**Task details:** Reproduce the full listing below unchanged, apart from the pictures.

**Records shown:**

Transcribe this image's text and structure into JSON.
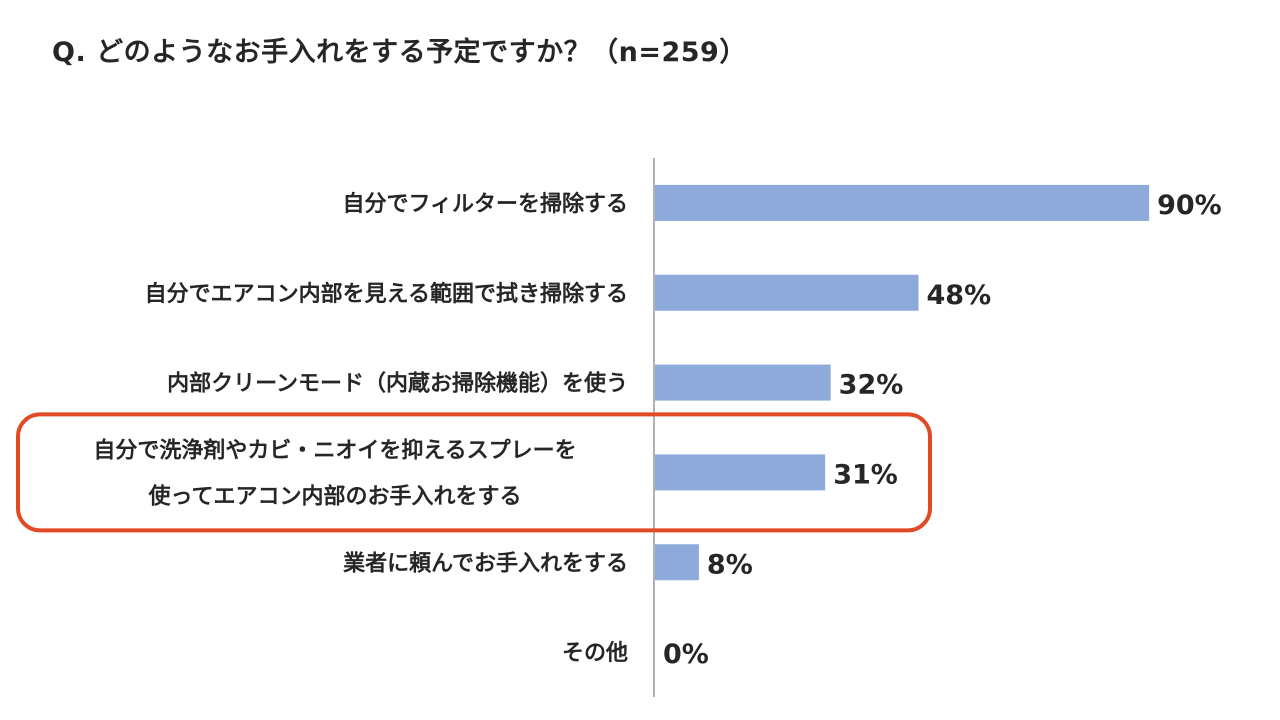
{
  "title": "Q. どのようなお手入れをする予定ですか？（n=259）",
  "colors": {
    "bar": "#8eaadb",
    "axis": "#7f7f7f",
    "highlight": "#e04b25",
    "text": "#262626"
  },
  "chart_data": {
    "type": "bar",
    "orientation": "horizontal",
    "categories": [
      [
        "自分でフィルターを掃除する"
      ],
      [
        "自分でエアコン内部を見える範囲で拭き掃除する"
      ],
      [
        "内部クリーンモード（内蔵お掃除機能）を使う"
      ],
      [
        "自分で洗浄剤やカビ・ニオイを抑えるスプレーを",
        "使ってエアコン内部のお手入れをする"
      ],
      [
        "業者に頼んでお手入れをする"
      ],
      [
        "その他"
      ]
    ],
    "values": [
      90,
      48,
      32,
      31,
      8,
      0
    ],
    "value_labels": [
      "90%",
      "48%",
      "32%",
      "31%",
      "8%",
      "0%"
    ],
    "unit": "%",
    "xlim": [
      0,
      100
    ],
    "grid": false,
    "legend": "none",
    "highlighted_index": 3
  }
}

**Response to the task:**
Transcribe this image's text and structure into JSON.
{
  "title": "Q. どのようなお手入れをする予定ですか？（n=259）",
  "colors": {
    "bar": "#8eaadb",
    "axis": "#7f7f7f",
    "highlight": "#e04b25",
    "text": "#262626"
  },
  "chart_data": {
    "type": "bar",
    "orientation": "horizontal",
    "categories": [
      [
        "自分でフィルターを掃除する"
      ],
      [
        "自分でエアコン内部を見える範囲で拭き掃除する"
      ],
      [
        "内部クリーンモード（内蔵お掃除機能）を使う"
      ],
      [
        "自分で洗浄剤やカビ・ニオイを抑えるスプレーを",
        "使ってエアコン内部のお手入れをする"
      ],
      [
        "業者に頼んでお手入れをする"
      ],
      [
        "その他"
      ]
    ],
    "values": [
      90,
      48,
      32,
      31,
      8,
      0
    ],
    "value_labels": [
      "90%",
      "48%",
      "32%",
      "31%",
      "8%",
      "0%"
    ],
    "unit": "%",
    "xlim": [
      0,
      100
    ],
    "grid": false,
    "legend": "none",
    "highlighted_index": 3
  }
}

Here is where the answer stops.